[START Extracted material]

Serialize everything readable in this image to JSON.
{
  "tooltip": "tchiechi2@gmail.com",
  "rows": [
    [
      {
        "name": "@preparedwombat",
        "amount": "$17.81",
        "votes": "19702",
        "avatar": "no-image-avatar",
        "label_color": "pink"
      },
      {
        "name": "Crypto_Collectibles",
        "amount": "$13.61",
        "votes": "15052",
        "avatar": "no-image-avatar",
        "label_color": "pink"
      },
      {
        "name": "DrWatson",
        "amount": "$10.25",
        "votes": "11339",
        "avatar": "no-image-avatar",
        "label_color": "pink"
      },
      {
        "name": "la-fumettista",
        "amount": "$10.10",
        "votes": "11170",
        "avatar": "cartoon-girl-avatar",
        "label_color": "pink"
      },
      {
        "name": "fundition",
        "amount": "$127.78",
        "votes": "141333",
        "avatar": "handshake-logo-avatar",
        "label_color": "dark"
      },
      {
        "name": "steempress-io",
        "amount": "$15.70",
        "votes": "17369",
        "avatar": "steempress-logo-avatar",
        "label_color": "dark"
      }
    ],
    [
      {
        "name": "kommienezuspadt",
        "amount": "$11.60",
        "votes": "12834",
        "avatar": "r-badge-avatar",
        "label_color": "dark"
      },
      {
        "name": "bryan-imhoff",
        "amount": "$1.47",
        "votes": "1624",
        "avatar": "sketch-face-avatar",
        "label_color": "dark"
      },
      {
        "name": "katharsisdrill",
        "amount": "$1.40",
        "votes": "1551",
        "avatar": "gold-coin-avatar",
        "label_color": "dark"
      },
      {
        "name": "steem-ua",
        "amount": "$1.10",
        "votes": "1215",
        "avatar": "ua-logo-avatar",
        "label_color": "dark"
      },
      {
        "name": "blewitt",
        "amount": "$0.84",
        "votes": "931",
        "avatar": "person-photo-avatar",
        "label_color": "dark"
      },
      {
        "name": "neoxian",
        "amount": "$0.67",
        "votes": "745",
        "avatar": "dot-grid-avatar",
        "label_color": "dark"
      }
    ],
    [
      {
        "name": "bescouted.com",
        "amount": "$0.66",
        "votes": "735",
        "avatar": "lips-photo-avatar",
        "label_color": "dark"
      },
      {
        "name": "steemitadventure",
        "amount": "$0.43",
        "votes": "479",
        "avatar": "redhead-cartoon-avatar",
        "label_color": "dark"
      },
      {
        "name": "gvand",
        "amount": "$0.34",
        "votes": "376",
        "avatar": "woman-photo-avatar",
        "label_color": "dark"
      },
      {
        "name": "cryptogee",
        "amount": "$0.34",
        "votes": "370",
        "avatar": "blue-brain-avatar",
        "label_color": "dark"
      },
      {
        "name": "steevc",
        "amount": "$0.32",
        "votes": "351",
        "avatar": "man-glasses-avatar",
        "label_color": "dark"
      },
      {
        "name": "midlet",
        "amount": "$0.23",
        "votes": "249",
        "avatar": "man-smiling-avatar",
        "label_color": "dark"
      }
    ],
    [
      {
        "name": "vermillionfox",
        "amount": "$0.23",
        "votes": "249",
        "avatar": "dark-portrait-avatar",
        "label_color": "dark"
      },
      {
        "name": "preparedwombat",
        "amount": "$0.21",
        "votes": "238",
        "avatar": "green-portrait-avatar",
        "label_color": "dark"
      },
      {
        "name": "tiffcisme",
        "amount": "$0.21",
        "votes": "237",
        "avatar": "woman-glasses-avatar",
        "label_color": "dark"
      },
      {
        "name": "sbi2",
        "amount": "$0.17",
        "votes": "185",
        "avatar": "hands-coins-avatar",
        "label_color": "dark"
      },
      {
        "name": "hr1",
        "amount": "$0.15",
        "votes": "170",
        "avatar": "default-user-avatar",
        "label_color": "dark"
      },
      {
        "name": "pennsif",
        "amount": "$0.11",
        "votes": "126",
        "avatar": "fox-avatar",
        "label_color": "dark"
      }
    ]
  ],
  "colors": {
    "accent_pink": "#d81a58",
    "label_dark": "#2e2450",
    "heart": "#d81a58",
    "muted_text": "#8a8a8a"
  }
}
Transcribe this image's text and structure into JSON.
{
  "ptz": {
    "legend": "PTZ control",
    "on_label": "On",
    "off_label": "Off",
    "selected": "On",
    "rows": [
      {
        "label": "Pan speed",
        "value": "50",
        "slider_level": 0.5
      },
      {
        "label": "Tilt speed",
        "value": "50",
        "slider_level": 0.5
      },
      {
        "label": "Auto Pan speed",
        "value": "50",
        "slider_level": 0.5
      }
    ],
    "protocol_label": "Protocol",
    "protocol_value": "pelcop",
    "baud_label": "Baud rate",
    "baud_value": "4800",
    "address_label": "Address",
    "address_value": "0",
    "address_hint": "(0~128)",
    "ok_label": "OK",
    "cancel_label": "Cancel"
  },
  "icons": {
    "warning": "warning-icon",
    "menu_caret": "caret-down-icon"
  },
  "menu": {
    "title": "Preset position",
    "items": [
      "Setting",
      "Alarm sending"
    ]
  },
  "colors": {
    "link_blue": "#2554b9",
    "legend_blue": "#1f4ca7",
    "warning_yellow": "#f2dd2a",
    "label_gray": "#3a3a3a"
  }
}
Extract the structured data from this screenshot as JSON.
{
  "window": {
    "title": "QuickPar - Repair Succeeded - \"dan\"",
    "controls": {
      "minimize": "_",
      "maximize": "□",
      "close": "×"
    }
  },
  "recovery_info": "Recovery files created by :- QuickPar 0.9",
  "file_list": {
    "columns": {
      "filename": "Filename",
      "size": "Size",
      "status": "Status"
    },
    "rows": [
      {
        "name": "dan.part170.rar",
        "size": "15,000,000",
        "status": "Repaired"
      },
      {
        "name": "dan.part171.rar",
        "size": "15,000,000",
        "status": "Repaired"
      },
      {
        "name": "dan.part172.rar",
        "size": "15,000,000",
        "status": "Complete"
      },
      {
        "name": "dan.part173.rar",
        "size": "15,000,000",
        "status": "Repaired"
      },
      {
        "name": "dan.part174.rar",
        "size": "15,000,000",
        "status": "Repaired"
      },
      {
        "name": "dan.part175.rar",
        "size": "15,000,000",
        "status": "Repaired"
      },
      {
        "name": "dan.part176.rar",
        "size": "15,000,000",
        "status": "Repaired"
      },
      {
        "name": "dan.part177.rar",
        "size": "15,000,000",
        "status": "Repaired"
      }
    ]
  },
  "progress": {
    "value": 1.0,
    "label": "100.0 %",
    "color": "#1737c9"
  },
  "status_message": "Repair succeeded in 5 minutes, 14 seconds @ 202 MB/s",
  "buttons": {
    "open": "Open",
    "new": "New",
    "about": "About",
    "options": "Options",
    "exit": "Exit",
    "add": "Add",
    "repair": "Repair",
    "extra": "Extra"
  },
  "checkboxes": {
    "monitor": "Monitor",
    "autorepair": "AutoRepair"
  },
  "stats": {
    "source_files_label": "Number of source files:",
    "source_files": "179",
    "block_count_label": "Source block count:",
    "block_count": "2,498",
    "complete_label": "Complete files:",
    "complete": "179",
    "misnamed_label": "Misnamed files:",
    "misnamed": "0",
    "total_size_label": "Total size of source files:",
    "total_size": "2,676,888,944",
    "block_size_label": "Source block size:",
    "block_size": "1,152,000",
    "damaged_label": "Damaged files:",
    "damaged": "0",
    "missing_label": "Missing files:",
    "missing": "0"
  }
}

[END Extracted material]

**Task:**
Check each line of the records above for "title", and copy those that have it.

**Response to this exercise:**
    "title": "Preset position",
    "title": "QuickPar - Repair Succeeded - \"dan\"",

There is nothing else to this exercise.